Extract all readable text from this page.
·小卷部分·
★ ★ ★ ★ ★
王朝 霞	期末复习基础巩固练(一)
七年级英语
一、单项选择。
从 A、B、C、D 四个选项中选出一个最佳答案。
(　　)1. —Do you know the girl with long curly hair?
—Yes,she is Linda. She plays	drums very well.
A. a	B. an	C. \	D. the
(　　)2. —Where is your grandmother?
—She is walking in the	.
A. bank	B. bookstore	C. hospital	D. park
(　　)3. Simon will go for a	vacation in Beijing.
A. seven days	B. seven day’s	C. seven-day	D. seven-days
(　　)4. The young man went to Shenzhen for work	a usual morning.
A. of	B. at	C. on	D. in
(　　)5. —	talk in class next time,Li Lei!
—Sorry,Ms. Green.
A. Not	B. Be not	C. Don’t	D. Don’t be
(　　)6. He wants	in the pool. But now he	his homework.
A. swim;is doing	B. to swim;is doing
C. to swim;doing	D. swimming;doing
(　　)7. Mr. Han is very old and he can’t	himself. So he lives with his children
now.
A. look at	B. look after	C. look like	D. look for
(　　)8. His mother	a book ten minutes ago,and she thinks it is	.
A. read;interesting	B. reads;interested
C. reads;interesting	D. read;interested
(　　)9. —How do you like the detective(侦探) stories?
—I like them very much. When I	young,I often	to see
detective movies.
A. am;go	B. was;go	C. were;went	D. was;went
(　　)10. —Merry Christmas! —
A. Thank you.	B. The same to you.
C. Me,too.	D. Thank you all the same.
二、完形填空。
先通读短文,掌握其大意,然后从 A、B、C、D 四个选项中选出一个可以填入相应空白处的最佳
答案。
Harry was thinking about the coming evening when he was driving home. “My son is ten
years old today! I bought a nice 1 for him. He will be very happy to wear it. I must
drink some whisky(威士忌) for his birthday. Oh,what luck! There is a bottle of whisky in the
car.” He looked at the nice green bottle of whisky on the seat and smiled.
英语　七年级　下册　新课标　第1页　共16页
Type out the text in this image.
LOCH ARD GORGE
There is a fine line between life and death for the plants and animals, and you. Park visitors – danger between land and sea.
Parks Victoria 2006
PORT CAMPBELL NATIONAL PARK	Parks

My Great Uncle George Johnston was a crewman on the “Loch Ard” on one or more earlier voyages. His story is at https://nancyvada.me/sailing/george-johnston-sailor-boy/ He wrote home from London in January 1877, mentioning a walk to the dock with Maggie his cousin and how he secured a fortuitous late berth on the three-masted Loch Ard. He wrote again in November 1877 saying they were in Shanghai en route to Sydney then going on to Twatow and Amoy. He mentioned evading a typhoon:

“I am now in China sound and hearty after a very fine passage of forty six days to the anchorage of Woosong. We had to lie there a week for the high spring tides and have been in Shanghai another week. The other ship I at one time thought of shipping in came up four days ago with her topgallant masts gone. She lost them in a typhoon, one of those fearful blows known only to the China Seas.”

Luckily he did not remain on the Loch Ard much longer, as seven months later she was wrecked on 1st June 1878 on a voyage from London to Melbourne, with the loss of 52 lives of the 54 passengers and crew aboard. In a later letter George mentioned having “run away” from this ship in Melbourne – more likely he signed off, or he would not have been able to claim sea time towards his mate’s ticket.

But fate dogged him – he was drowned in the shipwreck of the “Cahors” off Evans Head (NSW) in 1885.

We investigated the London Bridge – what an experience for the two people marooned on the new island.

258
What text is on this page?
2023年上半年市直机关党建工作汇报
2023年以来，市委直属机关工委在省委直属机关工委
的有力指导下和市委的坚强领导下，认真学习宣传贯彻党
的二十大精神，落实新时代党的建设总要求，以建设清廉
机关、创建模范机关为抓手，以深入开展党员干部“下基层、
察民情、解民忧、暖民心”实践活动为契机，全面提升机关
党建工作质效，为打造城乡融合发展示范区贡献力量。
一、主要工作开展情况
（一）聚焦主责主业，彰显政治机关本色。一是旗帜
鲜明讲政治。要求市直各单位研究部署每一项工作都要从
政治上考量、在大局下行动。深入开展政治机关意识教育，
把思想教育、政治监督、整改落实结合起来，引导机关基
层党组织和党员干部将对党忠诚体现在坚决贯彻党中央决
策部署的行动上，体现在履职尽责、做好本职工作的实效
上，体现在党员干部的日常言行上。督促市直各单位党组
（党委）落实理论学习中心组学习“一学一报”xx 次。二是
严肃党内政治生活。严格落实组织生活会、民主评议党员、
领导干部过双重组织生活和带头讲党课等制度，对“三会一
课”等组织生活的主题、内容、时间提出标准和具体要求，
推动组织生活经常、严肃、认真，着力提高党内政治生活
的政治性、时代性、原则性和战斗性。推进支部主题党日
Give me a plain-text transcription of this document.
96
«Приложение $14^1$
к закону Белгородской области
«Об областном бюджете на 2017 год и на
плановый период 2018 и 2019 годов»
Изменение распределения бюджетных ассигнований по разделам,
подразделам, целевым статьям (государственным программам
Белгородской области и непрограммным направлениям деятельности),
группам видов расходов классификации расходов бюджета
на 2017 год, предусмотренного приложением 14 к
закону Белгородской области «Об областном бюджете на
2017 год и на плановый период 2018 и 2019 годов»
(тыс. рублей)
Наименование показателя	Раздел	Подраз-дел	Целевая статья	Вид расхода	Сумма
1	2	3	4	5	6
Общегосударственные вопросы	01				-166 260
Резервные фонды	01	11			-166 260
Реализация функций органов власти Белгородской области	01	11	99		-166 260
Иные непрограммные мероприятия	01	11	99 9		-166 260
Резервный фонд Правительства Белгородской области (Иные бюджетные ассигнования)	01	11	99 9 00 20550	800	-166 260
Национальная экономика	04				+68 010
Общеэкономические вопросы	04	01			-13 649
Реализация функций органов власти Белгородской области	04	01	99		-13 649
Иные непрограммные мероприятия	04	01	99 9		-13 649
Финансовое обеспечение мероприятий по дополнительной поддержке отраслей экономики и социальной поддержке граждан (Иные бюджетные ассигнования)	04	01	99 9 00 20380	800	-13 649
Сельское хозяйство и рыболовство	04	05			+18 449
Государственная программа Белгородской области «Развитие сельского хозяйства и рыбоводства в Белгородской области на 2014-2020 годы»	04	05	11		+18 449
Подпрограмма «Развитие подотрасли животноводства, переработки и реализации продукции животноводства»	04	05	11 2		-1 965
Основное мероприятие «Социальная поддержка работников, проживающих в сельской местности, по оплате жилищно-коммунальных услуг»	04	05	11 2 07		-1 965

◇ ◇ ◇

◆ **Task**
Take every line above carrying "вопросы" and return it.

◆ **Complete response**
Общегосударственные вопросы	01				-166 260
Общеэкономические вопросы	04	01			-13 649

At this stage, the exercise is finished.